(Excerpt from a dataset)

* * *

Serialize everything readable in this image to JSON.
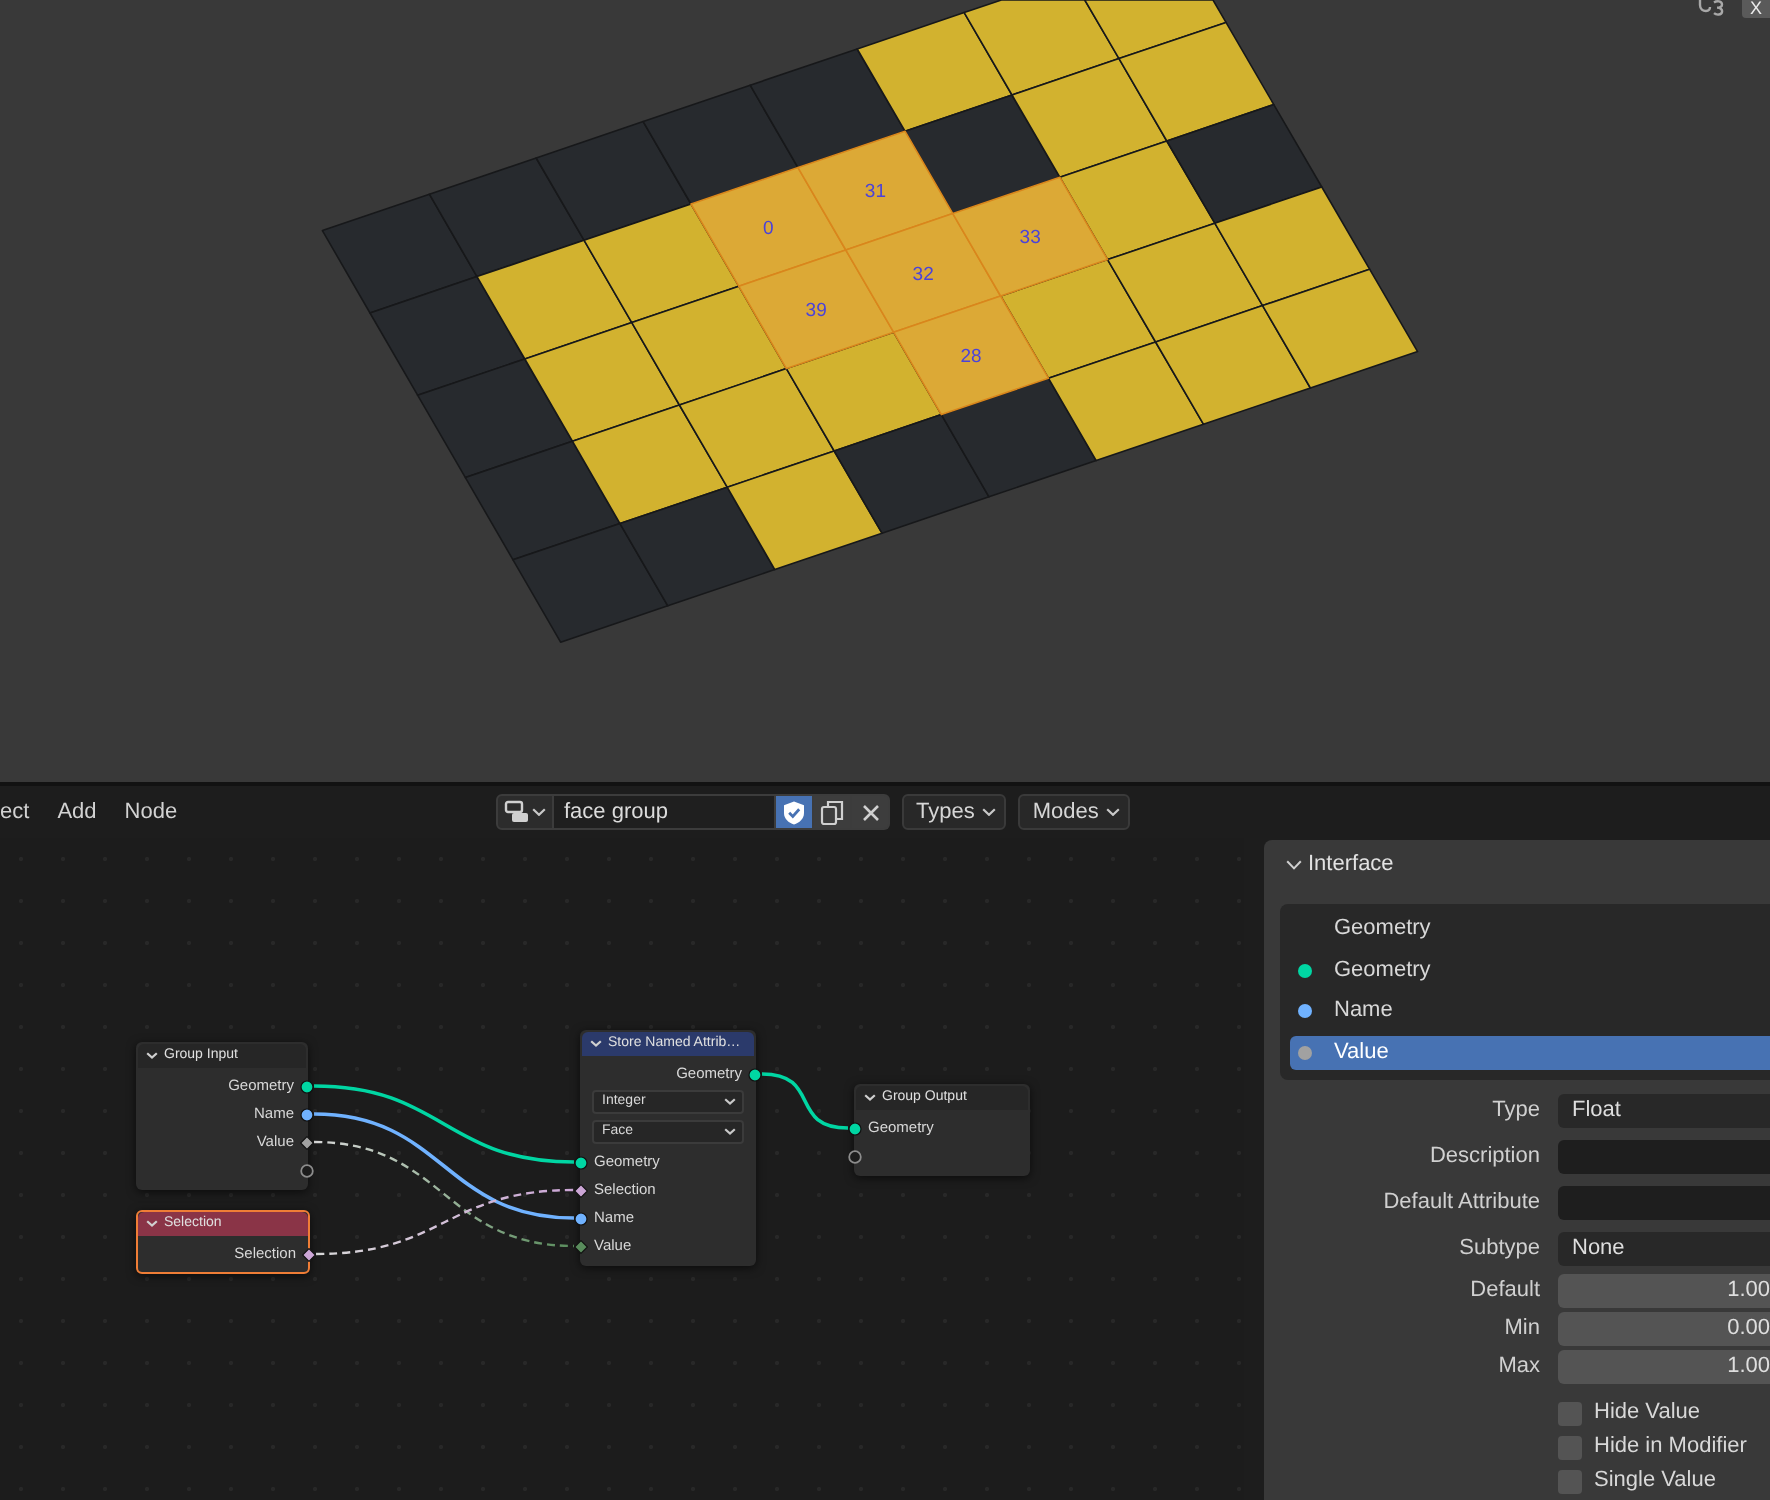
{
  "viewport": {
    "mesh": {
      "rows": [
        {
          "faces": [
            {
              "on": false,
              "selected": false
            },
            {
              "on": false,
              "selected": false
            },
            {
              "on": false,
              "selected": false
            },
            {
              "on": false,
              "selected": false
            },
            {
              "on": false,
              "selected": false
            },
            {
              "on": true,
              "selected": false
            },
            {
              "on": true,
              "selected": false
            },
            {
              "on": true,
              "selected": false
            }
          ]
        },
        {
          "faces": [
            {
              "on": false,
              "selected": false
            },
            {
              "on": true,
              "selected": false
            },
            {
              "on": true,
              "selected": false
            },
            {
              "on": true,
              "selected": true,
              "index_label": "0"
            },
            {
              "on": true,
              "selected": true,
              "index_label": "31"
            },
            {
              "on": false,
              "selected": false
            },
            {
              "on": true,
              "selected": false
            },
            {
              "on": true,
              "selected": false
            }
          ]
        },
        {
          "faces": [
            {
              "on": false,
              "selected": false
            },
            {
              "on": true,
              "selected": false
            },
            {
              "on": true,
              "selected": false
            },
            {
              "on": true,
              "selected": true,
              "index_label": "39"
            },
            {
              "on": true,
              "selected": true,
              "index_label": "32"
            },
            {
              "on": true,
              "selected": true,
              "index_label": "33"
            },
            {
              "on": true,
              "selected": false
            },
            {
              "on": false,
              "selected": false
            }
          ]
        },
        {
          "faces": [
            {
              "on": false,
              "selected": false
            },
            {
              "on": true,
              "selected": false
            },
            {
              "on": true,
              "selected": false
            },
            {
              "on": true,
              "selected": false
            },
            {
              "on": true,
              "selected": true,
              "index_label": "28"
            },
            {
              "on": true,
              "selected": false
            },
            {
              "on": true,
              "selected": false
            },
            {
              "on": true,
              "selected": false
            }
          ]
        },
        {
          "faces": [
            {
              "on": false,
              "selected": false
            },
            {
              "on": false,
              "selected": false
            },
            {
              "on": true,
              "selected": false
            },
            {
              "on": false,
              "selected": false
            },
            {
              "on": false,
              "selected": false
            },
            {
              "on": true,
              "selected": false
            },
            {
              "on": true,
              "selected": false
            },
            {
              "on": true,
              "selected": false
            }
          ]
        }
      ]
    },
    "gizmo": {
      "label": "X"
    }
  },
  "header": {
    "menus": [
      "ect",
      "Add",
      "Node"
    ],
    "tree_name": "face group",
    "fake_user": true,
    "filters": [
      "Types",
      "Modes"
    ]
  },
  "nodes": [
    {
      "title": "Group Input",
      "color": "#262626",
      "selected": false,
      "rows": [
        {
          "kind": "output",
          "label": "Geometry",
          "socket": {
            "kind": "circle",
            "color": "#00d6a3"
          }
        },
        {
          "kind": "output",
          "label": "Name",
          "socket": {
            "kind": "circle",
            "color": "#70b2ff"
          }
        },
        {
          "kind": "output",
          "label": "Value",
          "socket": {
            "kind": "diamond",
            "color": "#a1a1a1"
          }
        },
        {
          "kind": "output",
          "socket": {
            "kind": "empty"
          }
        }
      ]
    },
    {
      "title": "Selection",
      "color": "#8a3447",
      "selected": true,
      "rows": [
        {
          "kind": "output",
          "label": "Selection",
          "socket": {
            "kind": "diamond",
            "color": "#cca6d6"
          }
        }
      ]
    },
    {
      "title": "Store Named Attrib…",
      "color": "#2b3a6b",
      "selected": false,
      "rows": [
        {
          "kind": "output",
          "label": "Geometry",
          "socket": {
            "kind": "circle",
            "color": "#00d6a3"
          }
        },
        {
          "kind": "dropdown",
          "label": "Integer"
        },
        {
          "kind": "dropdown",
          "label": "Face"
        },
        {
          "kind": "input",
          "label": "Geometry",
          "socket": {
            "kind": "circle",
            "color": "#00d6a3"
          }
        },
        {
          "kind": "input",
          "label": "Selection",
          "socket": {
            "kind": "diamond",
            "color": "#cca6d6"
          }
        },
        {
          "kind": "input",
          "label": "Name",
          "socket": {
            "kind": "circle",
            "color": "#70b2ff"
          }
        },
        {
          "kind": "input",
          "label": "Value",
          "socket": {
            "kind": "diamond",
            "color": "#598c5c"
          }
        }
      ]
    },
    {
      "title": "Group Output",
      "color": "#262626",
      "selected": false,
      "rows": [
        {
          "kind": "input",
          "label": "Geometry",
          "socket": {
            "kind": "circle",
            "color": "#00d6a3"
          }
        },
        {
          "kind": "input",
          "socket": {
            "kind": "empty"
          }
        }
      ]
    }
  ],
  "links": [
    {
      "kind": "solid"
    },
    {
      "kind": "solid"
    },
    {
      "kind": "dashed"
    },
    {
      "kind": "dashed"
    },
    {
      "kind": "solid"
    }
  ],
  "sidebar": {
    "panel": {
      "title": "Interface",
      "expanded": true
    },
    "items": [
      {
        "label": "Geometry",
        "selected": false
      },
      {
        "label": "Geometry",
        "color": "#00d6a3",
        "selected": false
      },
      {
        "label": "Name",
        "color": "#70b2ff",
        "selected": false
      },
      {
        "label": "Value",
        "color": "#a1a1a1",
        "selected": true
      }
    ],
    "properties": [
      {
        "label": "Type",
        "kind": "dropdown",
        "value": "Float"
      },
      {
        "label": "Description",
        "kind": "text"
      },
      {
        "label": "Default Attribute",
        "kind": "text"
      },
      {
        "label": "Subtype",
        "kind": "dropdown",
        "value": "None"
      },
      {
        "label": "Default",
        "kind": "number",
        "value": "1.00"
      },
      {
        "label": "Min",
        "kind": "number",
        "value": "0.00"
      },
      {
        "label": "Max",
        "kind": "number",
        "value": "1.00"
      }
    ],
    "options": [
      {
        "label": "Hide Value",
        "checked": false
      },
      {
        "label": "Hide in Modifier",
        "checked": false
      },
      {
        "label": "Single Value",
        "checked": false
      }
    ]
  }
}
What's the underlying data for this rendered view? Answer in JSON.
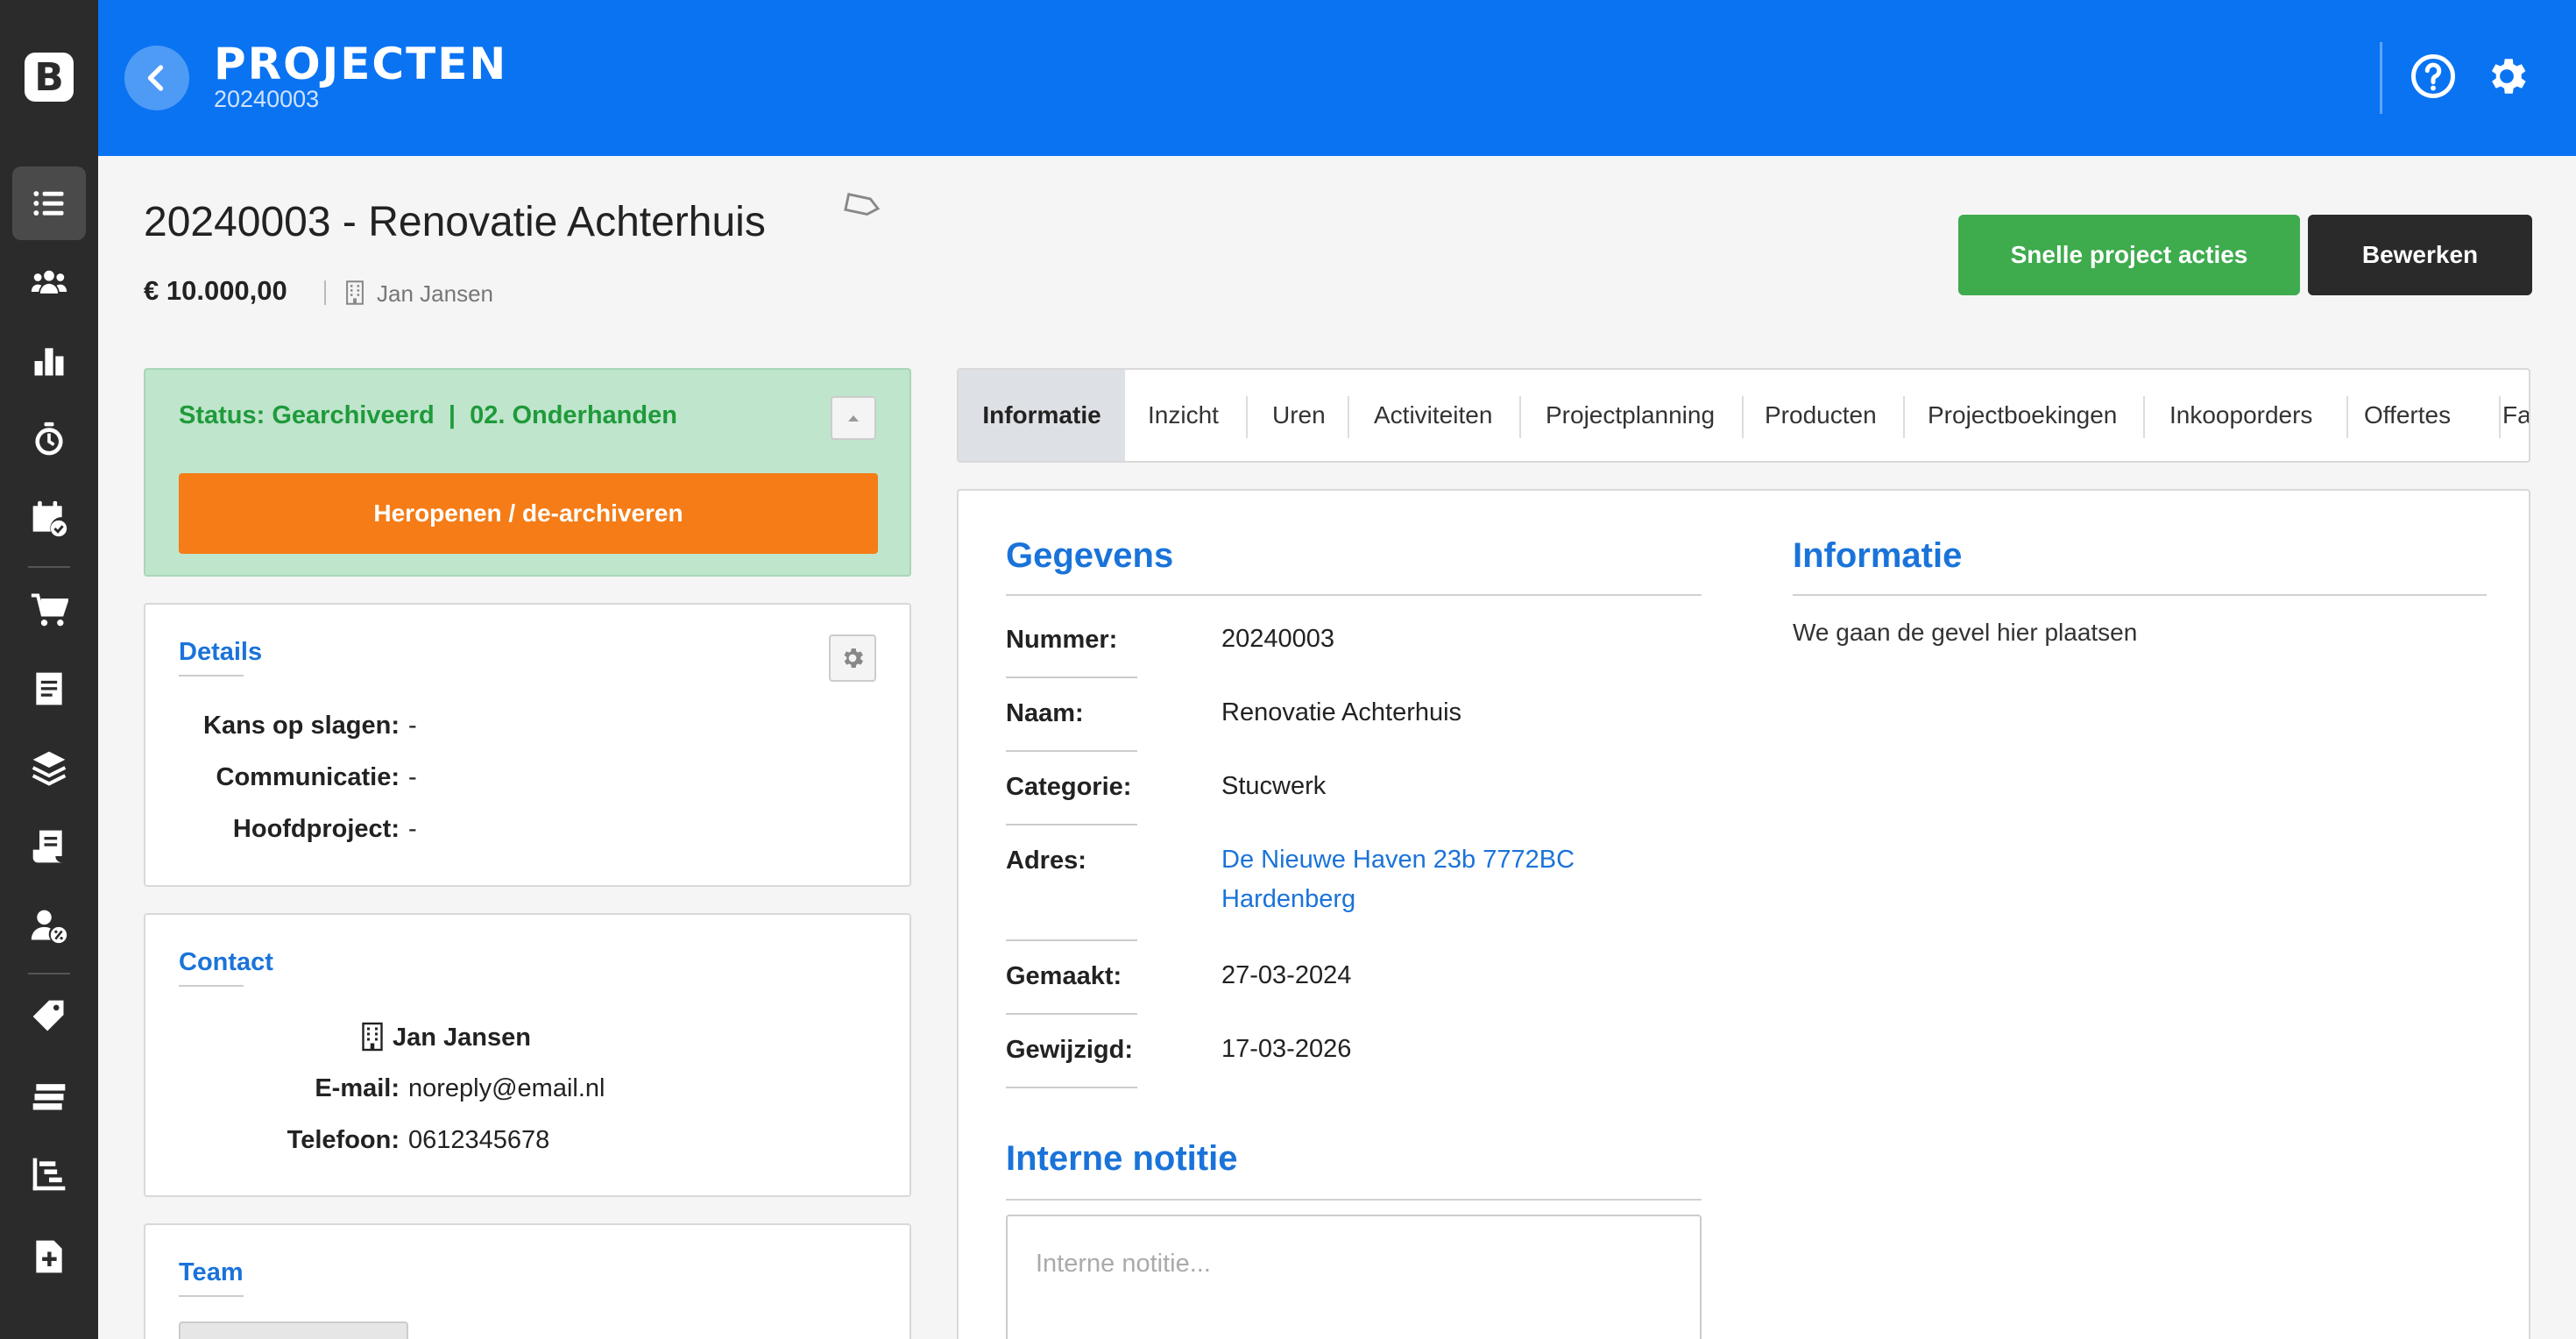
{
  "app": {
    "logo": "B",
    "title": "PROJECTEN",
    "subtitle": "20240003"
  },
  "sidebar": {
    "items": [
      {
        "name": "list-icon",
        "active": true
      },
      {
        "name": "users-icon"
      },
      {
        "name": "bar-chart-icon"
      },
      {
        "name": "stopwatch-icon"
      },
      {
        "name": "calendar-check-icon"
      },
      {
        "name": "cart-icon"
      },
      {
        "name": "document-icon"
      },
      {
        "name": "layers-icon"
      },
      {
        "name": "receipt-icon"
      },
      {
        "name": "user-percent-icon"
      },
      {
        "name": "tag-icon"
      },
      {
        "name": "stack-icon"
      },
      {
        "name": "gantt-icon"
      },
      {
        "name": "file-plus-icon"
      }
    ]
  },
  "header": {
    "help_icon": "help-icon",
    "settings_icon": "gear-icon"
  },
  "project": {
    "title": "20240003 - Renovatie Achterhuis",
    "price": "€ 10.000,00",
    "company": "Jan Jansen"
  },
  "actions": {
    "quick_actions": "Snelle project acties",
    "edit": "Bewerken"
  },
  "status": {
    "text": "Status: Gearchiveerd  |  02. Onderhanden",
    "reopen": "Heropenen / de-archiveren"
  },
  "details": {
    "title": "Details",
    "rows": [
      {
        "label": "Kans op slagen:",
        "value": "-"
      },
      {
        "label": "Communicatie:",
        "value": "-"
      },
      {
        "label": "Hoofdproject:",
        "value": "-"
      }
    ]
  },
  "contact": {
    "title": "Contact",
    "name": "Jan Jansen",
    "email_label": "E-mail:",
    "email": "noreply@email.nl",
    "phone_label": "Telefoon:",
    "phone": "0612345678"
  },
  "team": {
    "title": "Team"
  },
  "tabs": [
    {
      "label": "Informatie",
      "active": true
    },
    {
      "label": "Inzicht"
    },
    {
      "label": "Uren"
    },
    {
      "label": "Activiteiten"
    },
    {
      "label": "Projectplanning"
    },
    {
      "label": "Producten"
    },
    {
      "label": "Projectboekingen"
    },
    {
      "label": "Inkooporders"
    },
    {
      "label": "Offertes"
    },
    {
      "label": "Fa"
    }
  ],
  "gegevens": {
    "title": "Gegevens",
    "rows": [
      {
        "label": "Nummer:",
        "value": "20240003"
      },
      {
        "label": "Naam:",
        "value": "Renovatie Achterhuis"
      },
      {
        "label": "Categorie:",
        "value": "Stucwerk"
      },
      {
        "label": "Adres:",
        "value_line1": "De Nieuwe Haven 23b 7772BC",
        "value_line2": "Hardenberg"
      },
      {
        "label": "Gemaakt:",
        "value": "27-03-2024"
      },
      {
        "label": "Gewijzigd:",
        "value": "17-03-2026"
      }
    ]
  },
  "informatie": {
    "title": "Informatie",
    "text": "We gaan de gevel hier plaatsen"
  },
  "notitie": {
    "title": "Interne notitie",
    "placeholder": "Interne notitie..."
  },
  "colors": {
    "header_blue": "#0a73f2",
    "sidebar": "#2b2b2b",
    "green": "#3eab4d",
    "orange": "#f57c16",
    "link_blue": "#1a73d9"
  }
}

* * *

● **Given task**
Work through the records line by line and tally those holding "Achterhuis". Reply with the number alone.

● **Response**
2